— BEGIN Given records —
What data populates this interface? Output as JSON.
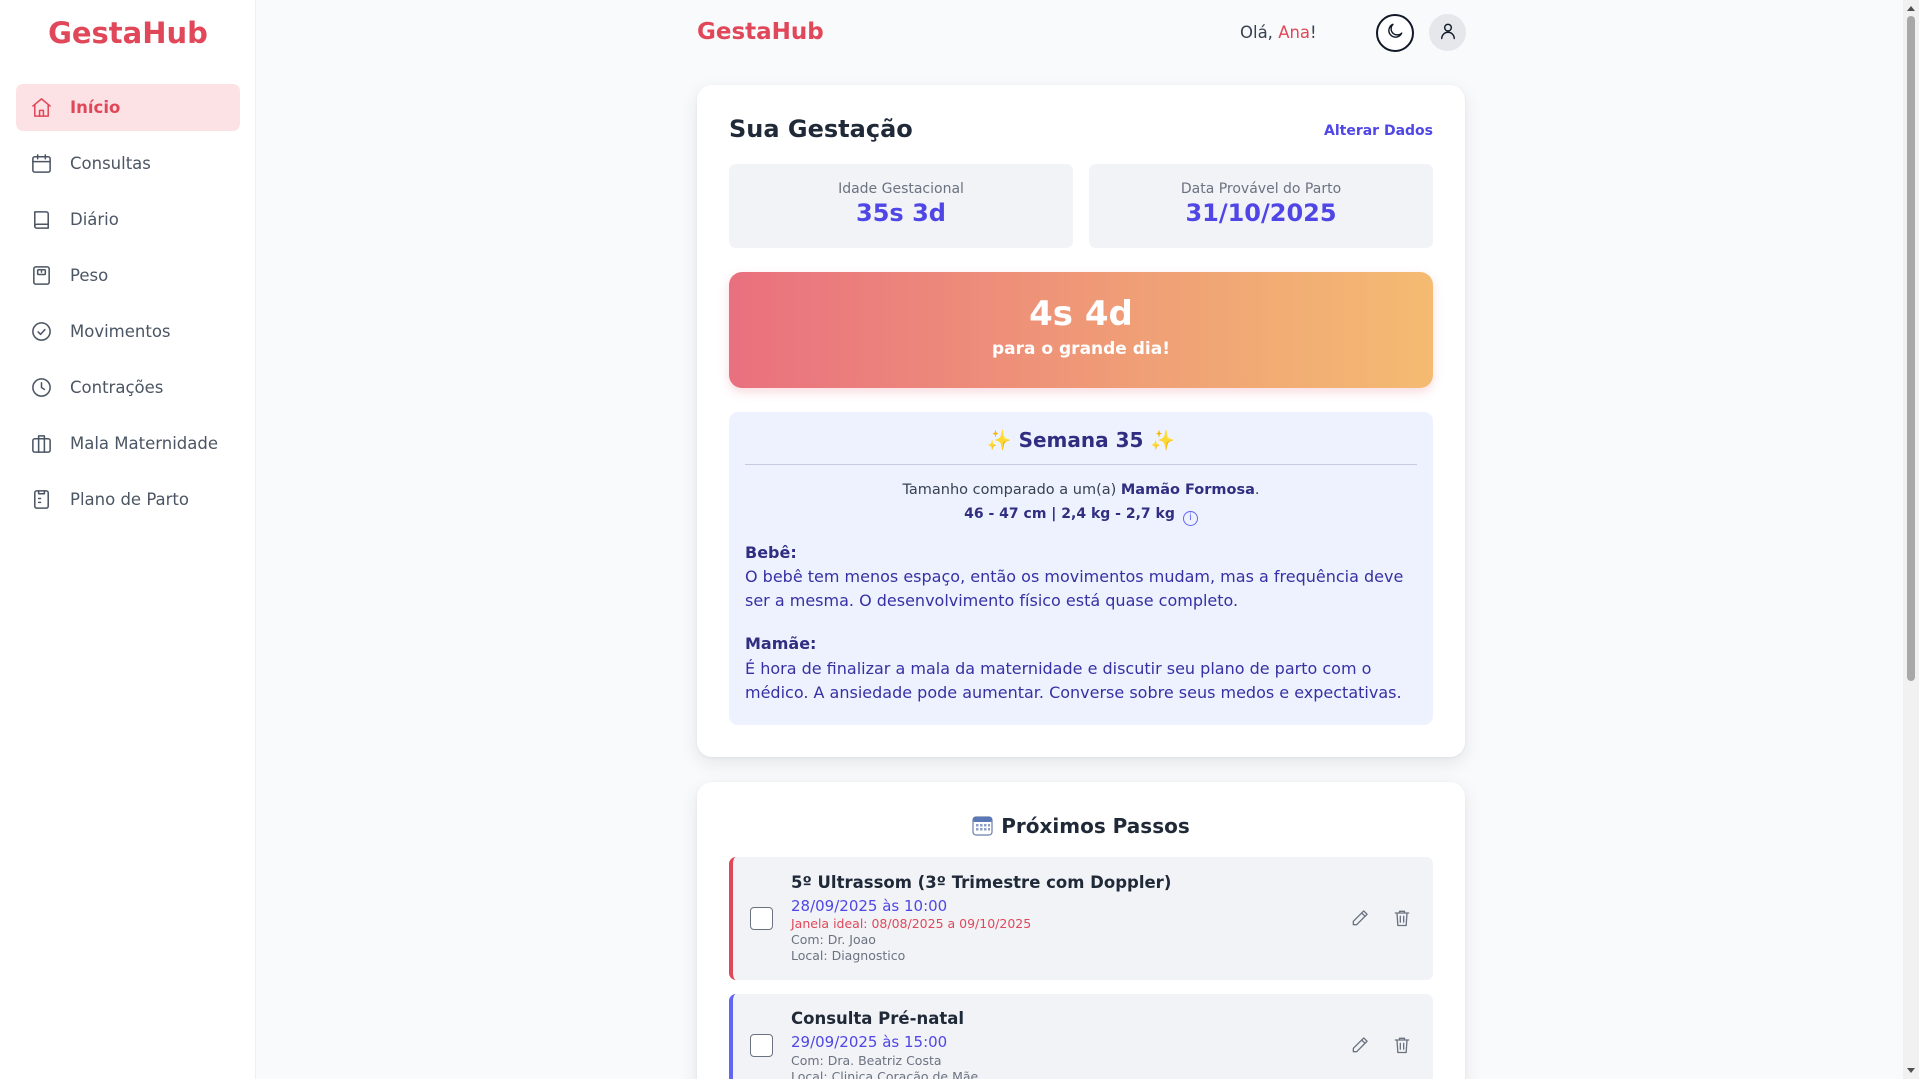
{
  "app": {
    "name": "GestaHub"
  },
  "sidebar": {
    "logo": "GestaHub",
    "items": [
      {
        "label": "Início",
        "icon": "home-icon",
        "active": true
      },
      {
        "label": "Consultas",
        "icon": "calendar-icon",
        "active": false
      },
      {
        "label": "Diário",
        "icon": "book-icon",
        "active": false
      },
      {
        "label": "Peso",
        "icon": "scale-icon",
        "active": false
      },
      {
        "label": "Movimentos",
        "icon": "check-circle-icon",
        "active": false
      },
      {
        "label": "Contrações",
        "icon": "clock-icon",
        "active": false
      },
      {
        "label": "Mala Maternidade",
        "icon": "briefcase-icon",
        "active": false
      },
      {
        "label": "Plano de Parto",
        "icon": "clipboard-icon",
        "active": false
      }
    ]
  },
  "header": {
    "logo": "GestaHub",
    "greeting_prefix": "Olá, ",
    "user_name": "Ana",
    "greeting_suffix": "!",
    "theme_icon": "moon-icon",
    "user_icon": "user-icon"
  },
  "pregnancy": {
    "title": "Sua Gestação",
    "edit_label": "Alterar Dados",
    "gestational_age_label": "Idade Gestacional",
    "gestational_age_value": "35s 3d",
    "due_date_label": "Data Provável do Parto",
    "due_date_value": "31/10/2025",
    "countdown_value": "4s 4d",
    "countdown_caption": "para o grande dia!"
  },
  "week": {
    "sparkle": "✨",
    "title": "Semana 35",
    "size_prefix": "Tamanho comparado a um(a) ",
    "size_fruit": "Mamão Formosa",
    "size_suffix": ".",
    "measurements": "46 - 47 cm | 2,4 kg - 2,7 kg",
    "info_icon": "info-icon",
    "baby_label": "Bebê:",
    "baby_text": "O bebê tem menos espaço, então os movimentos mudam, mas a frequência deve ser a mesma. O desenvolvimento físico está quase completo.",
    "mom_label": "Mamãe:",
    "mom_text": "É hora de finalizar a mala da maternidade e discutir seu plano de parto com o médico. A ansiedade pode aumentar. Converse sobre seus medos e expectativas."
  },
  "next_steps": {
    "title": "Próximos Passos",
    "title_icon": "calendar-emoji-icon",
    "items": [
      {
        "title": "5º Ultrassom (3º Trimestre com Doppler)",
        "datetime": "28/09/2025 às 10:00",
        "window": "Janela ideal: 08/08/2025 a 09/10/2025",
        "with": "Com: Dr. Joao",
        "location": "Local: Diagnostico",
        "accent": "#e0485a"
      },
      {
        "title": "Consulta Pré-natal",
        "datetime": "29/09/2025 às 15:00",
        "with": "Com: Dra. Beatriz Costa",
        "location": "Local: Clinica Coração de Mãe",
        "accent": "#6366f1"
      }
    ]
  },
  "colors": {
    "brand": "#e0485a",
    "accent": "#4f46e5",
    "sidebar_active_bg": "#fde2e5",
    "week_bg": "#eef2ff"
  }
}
— END Given records —
__Objective__
Show all lines above holding "Local".

__Expected answer__
        "location": "Local: Diagnostico",
        "location": "Local: Clinica Coração de Mãe",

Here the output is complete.